── RECORDS PROVIDED ──

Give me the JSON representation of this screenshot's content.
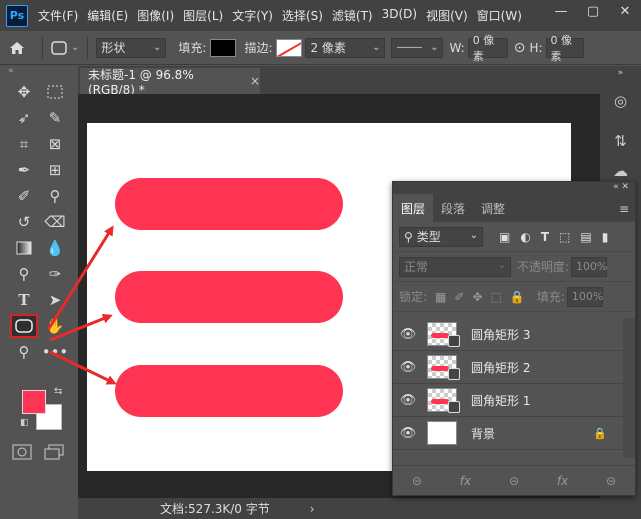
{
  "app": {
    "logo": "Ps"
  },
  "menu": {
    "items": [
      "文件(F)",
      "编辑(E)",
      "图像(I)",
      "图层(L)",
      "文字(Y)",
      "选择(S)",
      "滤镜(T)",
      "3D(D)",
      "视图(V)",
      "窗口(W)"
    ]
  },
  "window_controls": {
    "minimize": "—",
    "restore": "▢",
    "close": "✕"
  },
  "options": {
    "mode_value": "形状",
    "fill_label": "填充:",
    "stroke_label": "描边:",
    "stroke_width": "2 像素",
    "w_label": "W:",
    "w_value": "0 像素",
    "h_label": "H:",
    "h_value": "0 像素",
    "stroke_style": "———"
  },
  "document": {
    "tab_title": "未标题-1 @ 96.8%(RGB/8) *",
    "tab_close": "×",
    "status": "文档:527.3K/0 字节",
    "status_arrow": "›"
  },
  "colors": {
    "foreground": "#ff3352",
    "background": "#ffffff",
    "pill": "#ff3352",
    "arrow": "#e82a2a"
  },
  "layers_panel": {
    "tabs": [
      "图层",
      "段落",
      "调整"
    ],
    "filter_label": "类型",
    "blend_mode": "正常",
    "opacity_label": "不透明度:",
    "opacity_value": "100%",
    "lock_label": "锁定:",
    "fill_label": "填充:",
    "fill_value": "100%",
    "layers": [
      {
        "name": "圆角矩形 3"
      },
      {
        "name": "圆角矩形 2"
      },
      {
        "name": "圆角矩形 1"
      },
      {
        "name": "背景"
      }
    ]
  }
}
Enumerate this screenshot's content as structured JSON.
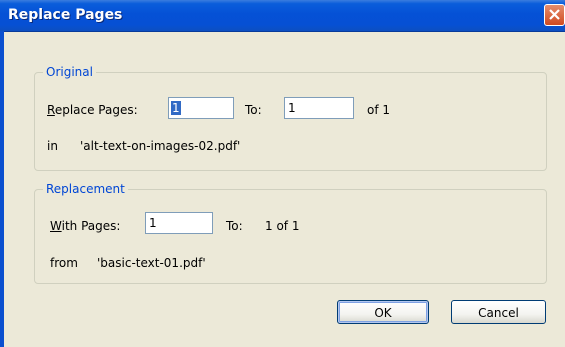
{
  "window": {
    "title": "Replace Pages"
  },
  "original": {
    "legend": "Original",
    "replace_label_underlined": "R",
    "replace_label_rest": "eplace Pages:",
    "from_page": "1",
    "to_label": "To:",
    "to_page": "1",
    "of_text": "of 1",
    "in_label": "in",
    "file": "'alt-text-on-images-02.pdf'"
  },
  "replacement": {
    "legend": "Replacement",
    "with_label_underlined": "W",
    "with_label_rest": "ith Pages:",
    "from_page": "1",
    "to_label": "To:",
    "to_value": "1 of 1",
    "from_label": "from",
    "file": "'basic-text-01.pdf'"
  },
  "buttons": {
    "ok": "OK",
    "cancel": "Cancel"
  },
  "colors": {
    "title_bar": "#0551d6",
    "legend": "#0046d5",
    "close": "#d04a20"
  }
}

───

**WHAT THE EXERCISE ASKS:**
Omit every picture, and otherwise quote the entries exactly.

**TASK OUTPUT:**
Give me the JSON representation of this screenshot's content.
{
  "app": {
    "logo": "Ps"
  },
  "menu": {
    "items": [
      "文件(F)",
      "编辑(E)",
      "图像(I)",
      "图层(L)",
      "文字(Y)",
      "选择(S)",
      "滤镜(T)",
      "3D(D)",
      "视图(V)",
      "窗口(W)"
    ]
  },
  "window_controls": {
    "minimize": "—",
    "restore": "▢",
    "close": "✕"
  },
  "options": {
    "mode_value": "形状",
    "fill_label": "填充:",
    "stroke_label": "描边:",
    "stroke_width": "2 像素",
    "w_label": "W:",
    "w_value": "0 像素",
    "h_label": "H:",
    "h_value": "0 像素",
    "stroke_style": "———"
  },
  "document": {
    "tab_title": "未标题-1 @ 96.8%(RGB/8) *",
    "tab_close": "×",
    "status": "文档:527.3K/0 字节",
    "status_arrow": "›"
  },
  "colors": {
    "foreground": "#ff3352",
    "background": "#ffffff",
    "pill": "#ff3352",
    "arrow": "#e82a2a"
  },
  "layers_panel": {
    "tabs": [
      "图层",
      "段落",
      "调整"
    ],
    "filter_label": "类型",
    "blend_mode": "正常",
    "opacity_label": "不透明度:",
    "opacity_value": "100%",
    "lock_label": "锁定:",
    "fill_label": "填充:",
    "fill_value": "100%",
    "layers": [
      {
        "name": "圆角矩形 3"
      },
      {
        "name": "圆角矩形 2"
      },
      {
        "name": "圆角矩形 1"
      },
      {
        "name": "背景"
      }
    ]
  }
}
Enumerate this screenshot's content as structured JSON.
{
  "window": {
    "title": "Replace Pages"
  },
  "original": {
    "legend": "Original",
    "replace_label_underlined": "R",
    "replace_label_rest": "eplace Pages:",
    "from_page": "1",
    "to_label": "To:",
    "to_page": "1",
    "of_text": "of 1",
    "in_label": "in",
    "file": "'alt-text-on-images-02.pdf'"
  },
  "replacement": {
    "legend": "Replacement",
    "with_label_underlined": "W",
    "with_label_rest": "ith Pages:",
    "from_page": "1",
    "to_label": "To:",
    "to_value": "1 of 1",
    "from_label": "from",
    "file": "'basic-text-01.pdf'"
  },
  "buttons": {
    "ok": "OK",
    "cancel": "Cancel"
  },
  "colors": {
    "title_bar": "#0551d6",
    "legend": "#0046d5",
    "close": "#d04a20"
  }
}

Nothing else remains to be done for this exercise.